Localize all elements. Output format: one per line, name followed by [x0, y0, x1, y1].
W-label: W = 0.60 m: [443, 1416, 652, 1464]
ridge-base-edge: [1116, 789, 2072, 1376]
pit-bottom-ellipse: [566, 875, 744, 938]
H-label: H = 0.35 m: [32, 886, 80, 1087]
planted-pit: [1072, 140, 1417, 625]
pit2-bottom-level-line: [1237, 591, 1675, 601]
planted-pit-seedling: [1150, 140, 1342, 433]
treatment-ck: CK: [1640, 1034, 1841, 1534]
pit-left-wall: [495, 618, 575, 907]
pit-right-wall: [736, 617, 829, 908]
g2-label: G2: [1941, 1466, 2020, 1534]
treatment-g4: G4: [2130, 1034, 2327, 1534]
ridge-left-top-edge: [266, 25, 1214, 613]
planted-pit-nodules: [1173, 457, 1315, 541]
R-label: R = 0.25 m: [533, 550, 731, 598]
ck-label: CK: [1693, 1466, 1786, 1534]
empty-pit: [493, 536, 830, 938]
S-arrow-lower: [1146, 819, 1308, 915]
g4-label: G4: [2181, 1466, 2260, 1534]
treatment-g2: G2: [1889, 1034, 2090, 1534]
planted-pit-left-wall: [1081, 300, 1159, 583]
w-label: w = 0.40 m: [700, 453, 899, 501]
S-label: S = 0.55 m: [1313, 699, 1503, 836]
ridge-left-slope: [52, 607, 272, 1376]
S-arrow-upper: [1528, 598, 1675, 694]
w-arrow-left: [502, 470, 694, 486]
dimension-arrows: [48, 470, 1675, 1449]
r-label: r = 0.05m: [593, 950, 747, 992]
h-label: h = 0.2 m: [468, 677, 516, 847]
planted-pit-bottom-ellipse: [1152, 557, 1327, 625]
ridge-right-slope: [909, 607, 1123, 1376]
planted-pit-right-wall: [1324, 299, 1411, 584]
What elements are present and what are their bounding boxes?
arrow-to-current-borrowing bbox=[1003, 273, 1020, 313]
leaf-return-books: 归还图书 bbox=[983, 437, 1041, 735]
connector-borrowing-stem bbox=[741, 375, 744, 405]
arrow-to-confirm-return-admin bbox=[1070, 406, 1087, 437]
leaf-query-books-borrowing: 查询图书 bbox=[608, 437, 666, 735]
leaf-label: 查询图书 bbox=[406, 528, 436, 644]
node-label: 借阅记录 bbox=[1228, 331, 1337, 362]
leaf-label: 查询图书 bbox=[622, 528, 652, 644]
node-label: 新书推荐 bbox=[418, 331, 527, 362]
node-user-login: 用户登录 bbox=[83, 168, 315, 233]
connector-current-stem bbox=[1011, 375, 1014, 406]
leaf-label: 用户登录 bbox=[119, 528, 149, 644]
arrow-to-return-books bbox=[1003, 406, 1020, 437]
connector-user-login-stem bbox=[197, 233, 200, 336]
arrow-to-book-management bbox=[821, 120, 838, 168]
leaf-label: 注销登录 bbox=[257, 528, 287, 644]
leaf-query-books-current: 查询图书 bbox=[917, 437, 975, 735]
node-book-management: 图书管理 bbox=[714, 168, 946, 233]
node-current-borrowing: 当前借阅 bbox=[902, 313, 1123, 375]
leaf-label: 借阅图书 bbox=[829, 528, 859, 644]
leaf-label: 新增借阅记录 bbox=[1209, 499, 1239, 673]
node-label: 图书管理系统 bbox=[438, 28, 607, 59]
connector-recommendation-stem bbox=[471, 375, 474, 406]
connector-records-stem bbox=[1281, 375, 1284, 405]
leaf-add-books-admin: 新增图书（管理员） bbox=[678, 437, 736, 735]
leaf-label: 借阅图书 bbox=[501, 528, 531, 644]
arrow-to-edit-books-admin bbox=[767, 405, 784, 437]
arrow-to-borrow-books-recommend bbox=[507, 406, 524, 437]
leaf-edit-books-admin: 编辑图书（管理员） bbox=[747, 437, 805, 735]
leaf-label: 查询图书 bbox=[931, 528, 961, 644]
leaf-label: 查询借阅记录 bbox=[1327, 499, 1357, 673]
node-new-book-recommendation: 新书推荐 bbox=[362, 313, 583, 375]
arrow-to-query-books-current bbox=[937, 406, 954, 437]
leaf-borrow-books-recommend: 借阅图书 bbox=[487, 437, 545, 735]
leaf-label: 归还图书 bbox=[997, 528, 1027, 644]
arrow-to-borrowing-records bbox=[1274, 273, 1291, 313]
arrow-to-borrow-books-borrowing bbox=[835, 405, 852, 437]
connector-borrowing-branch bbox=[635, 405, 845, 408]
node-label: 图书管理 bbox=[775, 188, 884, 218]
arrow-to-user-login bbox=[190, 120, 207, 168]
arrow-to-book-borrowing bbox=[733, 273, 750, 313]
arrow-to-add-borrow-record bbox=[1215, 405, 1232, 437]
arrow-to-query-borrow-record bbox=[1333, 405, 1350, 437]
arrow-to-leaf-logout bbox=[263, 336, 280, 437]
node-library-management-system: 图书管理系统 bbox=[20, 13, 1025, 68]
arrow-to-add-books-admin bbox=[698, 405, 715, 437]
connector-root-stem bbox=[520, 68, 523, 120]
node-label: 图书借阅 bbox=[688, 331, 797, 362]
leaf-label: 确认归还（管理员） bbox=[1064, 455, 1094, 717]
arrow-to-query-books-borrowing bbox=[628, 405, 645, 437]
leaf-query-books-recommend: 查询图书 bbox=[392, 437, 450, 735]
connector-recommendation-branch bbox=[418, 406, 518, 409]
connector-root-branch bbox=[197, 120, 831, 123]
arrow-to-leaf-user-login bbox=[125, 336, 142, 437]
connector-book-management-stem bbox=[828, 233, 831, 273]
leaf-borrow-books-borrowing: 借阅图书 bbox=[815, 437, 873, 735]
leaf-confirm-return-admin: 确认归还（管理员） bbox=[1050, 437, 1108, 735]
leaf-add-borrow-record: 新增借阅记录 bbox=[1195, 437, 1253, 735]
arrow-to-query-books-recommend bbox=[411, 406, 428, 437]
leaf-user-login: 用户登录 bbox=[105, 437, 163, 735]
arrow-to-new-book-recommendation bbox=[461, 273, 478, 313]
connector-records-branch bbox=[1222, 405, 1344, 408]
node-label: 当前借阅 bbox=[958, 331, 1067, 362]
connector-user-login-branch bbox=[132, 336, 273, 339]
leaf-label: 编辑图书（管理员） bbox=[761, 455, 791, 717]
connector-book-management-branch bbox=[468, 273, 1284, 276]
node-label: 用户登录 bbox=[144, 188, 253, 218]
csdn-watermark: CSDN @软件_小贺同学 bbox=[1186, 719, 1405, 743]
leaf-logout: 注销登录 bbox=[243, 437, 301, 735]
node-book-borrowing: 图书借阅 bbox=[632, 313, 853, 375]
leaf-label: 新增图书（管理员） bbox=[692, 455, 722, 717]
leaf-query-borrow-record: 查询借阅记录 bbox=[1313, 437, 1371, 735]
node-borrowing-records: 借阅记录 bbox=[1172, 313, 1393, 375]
========================
Rewrite each of the rows above, substituting "components" for every occurrence of "elements" and leaving all other wording unchanged.

#### [The reply]
Localize all components. Output format: one per line, name followed by [x0, y0, x1, y1].
W-label: W = 0.60 m: [443, 1416, 652, 1464]
ridge-base-edge: [1116, 789, 2072, 1376]
pit-bottom-ellipse: [566, 875, 744, 938]
H-label: H = 0.35 m: [32, 886, 80, 1087]
planted-pit: [1072, 140, 1417, 625]
pit2-bottom-level-line: [1237, 591, 1675, 601]
planted-pit-seedling: [1150, 140, 1342, 433]
treatment-ck: CK: [1640, 1034, 1841, 1534]
pit-left-wall: [495, 618, 575, 907]
pit-right-wall: [736, 617, 829, 908]
g2-label: G2: [1941, 1466, 2020, 1534]
treatment-g4: G4: [2130, 1034, 2327, 1534]
ridge-left-top-edge: [266, 25, 1214, 613]
planted-pit-nodules: [1173, 457, 1315, 541]
R-label: R = 0.25 m: [533, 550, 731, 598]
ck-label: CK: [1693, 1466, 1786, 1534]
empty-pit: [493, 536, 830, 938]
S-arrow-lower: [1146, 819, 1308, 915]
g4-label: G4: [2181, 1466, 2260, 1534]
treatment-g2: G2: [1889, 1034, 2090, 1534]
planted-pit-left-wall: [1081, 300, 1159, 583]
w-label: w = 0.40 m: [700, 453, 899, 501]
S-label: S = 0.55 m: [1313, 699, 1503, 836]
ridge-left-slope: [52, 607, 272, 1376]
S-arrow-upper: [1528, 598, 1675, 694]
w-arrow-left: [502, 470, 694, 486]
dimension-arrows: [48, 470, 1675, 1449]
r-label: r = 0.05m: [593, 950, 747, 992]
h-label: h = 0.2 m: [468, 677, 516, 847]
planted-pit-bottom-ellipse: [1152, 557, 1327, 625]
ridge-right-slope: [909, 607, 1123, 1376]
planted-pit-right-wall: [1324, 299, 1411, 584]
What components are present and what are their bounding boxes?
arrow-to-current-borrowing bbox=[1003, 273, 1020, 313]
leaf-return-books: 归还图书 bbox=[983, 437, 1041, 735]
connector-borrowing-stem bbox=[741, 375, 744, 405]
arrow-to-confirm-return-admin bbox=[1070, 406, 1087, 437]
leaf-query-books-borrowing: 查询图书 bbox=[608, 437, 666, 735]
leaf-label: 查询图书 bbox=[406, 528, 436, 644]
node-label: 借阅记录 bbox=[1228, 331, 1337, 362]
leaf-label: 查询图书 bbox=[622, 528, 652, 644]
node-label: 新书推荐 bbox=[418, 331, 527, 362]
node-user-login: 用户登录 bbox=[83, 168, 315, 233]
connector-current-stem bbox=[1011, 375, 1014, 406]
leaf-label: 用户登录 bbox=[119, 528, 149, 644]
arrow-to-return-books bbox=[1003, 406, 1020, 437]
connector-user-login-stem bbox=[197, 233, 200, 336]
arrow-to-book-management bbox=[821, 120, 838, 168]
leaf-label: 注销登录 bbox=[257, 528, 287, 644]
leaf-query-books-current: 查询图书 bbox=[917, 437, 975, 735]
node-book-management: 图书管理 bbox=[714, 168, 946, 233]
node-current-borrowing: 当前借阅 bbox=[902, 313, 1123, 375]
leaf-label: 借阅图书 bbox=[829, 528, 859, 644]
leaf-label: 新增借阅记录 bbox=[1209, 499, 1239, 673]
node-label: 图书管理系统 bbox=[438, 28, 607, 59]
connector-recommendation-stem bbox=[471, 375, 474, 406]
connector-records-stem bbox=[1281, 375, 1284, 405]
leaf-add-books-admin: 新增图书（管理员） bbox=[678, 437, 736, 735]
leaf-label: 借阅图书 bbox=[501, 528, 531, 644]
arrow-to-edit-books-admin bbox=[767, 405, 784, 437]
arrow-to-borrow-books-recommend bbox=[507, 406, 524, 437]
leaf-edit-books-admin: 编辑图书（管理员） bbox=[747, 437, 805, 735]
leaf-label: 查询图书 bbox=[931, 528, 961, 644]
leaf-label: 查询借阅记录 bbox=[1327, 499, 1357, 673]
node-new-book-recommendation: 新书推荐 bbox=[362, 313, 583, 375]
arrow-to-query-books-current bbox=[937, 406, 954, 437]
leaf-borrow-books-recommend: 借阅图书 bbox=[487, 437, 545, 735]
leaf-label: 归还图书 bbox=[997, 528, 1027, 644]
arrow-to-borrowing-records bbox=[1274, 273, 1291, 313]
arrow-to-borrow-books-borrowing bbox=[835, 405, 852, 437]
connector-borrowing-branch bbox=[635, 405, 845, 408]
node-label: 图书管理 bbox=[775, 188, 884, 218]
arrow-to-user-login bbox=[190, 120, 207, 168]
arrow-to-book-borrowing bbox=[733, 273, 750, 313]
arrow-to-add-borrow-record bbox=[1215, 405, 1232, 437]
arrow-to-query-borrow-record bbox=[1333, 405, 1350, 437]
arrow-to-leaf-logout bbox=[263, 336, 280, 437]
node-library-management-system: 图书管理系统 bbox=[20, 13, 1025, 68]
arrow-to-add-books-admin bbox=[698, 405, 715, 437]
connector-root-stem bbox=[520, 68, 523, 120]
node-label: 图书借阅 bbox=[688, 331, 797, 362]
leaf-label: 确认归还（管理员） bbox=[1064, 455, 1094, 717]
arrow-to-query-books-borrowing bbox=[628, 405, 645, 437]
leaf-query-books-recommend: 查询图书 bbox=[392, 437, 450, 735]
connector-recommendation-branch bbox=[418, 406, 518, 409]
connector-root-branch bbox=[197, 120, 831, 123]
arrow-to-leaf-user-login bbox=[125, 336, 142, 437]
connector-book-management-stem bbox=[828, 233, 831, 273]
leaf-borrow-books-borrowing: 借阅图书 bbox=[815, 437, 873, 735]
leaf-confirm-return-admin: 确认归还（管理员） bbox=[1050, 437, 1108, 735]
leaf-add-borrow-record: 新增借阅记录 bbox=[1195, 437, 1253, 735]
arrow-to-query-books-recommend bbox=[411, 406, 428, 437]
leaf-user-login: 用户登录 bbox=[105, 437, 163, 735]
arrow-to-new-book-recommendation bbox=[461, 273, 478, 313]
connector-records-branch bbox=[1222, 405, 1344, 408]
node-label: 当前借阅 bbox=[958, 331, 1067, 362]
connector-user-login-branch bbox=[132, 336, 273, 339]
leaf-label: 编辑图书（管理员） bbox=[761, 455, 791, 717]
connector-book-management-branch bbox=[468, 273, 1284, 276]
node-label: 用户登录 bbox=[144, 188, 253, 218]
csdn-watermark: CSDN @软件_小贺同学 bbox=[1186, 719, 1405, 743]
leaf-logout: 注销登录 bbox=[243, 437, 301, 735]
node-book-borrowing: 图书借阅 bbox=[632, 313, 853, 375]
leaf-label: 新增图书（管理员） bbox=[692, 455, 722, 717]
leaf-query-borrow-record: 查询借阅记录 bbox=[1313, 437, 1371, 735]
node-borrowing-records: 借阅记录 bbox=[1172, 313, 1393, 375]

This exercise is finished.